# START OF EXTRACTED RECORDS

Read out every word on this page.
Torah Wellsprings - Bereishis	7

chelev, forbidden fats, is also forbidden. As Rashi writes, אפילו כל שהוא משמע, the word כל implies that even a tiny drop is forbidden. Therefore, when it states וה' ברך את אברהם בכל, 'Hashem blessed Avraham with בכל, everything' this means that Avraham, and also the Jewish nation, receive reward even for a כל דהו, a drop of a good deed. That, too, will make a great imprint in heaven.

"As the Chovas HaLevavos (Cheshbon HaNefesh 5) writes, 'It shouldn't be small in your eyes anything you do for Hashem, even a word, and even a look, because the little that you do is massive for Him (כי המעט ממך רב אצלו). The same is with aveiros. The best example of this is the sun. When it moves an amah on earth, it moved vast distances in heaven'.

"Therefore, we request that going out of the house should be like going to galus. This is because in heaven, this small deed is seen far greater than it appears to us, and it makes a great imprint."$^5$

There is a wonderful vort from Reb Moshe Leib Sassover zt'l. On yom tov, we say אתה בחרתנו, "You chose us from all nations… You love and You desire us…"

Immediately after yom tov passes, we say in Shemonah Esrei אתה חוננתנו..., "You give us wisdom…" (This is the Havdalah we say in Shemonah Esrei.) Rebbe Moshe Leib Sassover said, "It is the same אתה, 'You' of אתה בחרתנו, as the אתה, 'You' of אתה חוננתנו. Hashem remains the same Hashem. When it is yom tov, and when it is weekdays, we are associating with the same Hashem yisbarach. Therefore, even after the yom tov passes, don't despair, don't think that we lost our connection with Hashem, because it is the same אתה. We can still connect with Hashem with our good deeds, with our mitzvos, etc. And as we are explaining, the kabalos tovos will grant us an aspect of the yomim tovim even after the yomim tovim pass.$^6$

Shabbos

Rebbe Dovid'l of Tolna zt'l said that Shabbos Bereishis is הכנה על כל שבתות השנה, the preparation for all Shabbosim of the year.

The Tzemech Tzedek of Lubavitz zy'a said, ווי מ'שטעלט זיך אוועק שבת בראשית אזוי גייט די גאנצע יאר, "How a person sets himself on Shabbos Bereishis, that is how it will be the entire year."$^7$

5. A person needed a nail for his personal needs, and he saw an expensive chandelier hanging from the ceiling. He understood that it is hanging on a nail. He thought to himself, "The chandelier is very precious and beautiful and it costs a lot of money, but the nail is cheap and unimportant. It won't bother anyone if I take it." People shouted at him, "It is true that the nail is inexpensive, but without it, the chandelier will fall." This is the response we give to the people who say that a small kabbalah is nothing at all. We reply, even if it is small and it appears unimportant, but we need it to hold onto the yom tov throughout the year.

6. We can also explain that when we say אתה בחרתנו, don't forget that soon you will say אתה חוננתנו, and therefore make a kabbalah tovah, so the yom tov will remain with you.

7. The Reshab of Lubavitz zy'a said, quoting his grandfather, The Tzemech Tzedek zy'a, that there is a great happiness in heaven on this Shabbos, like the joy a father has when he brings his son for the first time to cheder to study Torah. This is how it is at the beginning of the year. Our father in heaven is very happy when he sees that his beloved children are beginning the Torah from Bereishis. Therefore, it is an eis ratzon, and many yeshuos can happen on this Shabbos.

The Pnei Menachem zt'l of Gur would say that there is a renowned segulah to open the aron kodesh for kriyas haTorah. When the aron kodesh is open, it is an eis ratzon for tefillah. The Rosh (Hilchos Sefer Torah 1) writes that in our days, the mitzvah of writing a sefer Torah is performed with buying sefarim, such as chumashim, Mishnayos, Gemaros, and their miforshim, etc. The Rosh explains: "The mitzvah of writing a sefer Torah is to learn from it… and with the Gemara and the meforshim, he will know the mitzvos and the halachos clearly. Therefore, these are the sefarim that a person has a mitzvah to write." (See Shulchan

# END OF EXTRACTED RECORDS

### OBJECTIVE
Your task is to report how many lines of the material include the string "also". Give the number and no other words.

### SOLUTION
2